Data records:
────────

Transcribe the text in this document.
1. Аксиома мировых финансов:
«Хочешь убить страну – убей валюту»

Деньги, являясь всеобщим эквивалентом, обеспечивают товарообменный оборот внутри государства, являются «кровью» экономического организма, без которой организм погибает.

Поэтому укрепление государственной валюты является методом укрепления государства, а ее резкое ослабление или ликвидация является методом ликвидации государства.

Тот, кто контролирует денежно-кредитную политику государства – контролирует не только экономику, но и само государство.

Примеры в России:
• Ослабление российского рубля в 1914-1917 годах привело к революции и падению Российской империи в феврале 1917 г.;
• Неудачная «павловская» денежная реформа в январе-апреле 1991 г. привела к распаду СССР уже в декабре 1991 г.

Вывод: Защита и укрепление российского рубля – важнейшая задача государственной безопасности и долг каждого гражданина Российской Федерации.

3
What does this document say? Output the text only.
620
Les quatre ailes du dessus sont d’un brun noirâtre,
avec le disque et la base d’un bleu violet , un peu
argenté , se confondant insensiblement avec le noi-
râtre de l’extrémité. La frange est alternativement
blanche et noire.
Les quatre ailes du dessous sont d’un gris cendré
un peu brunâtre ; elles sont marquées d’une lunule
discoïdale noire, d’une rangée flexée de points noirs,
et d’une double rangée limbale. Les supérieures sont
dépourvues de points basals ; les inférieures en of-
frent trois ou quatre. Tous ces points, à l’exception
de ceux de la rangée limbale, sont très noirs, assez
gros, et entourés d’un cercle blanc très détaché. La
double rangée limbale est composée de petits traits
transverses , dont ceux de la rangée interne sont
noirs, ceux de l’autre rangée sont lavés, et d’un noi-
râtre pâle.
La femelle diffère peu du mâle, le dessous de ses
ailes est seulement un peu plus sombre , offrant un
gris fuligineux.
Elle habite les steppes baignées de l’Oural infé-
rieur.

────────

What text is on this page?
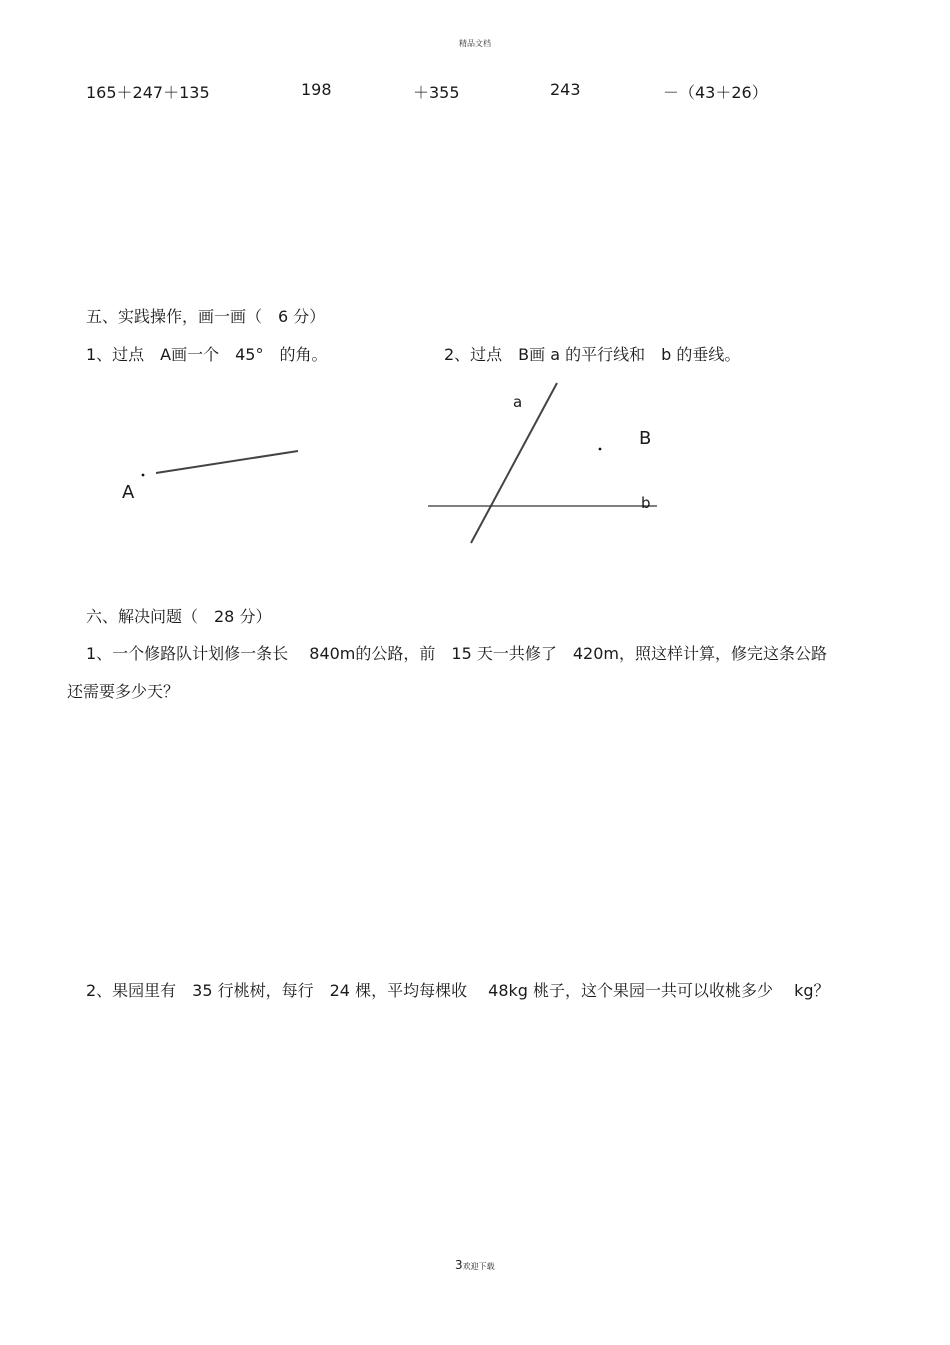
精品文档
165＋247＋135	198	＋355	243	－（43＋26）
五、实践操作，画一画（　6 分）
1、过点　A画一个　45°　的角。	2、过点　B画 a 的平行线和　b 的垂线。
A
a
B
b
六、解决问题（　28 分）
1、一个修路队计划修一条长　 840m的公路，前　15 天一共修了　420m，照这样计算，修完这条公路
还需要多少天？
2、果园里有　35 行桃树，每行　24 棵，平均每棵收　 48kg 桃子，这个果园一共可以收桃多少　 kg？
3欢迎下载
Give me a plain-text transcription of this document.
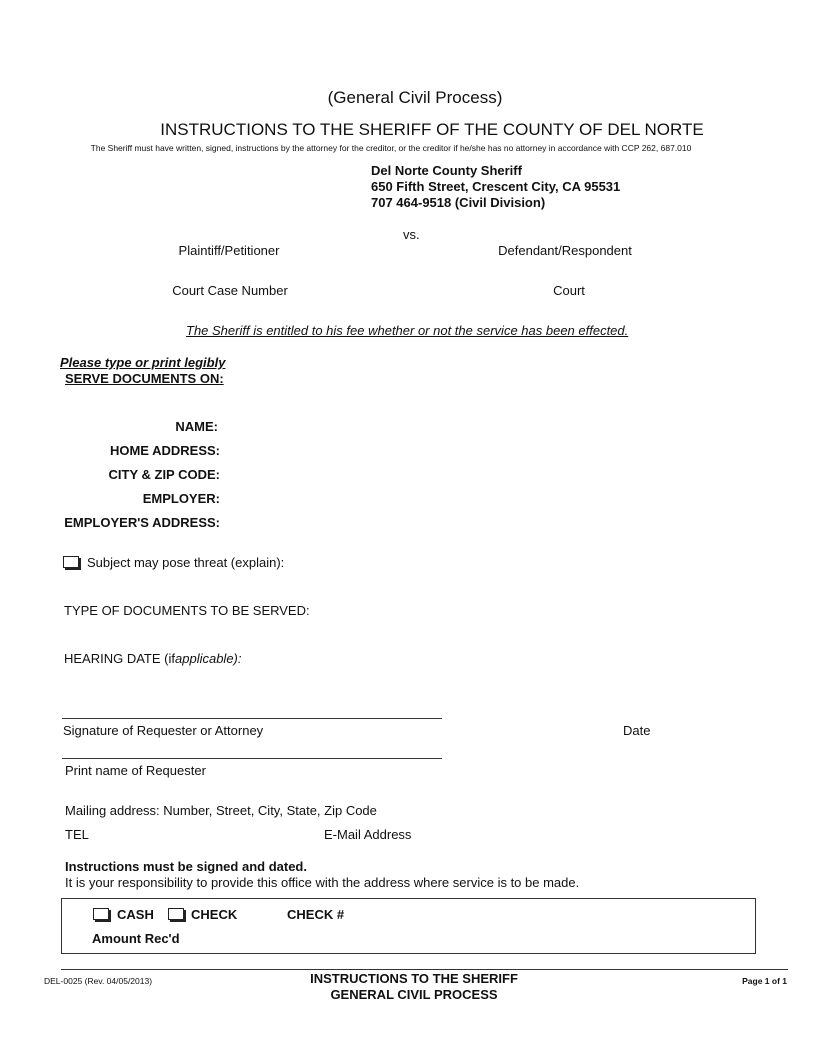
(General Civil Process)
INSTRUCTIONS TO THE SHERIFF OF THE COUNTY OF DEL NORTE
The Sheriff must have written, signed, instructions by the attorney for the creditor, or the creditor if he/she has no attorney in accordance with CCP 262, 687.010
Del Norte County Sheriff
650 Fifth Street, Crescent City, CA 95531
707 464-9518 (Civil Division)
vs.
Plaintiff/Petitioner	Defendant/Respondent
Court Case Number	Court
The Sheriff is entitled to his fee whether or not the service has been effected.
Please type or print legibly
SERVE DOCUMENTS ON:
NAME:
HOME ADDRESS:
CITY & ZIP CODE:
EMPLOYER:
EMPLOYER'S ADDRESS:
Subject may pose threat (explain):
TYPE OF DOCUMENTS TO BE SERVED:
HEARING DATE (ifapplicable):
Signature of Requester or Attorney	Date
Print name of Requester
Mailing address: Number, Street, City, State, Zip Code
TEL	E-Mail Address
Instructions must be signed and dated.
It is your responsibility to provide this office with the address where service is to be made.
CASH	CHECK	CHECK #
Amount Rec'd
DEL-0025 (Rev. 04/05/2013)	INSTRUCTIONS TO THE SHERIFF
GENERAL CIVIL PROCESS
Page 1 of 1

────────

[Written task]:
Scan the lines above for "signed", then copy every one that has it.

[Result]:
The Sheriff must have written, signed, instructions by the attorney for the creditor, or the creditor if he/she has no attorney in accordance with CCP 262, 687.010
Instructions must be signed and dated.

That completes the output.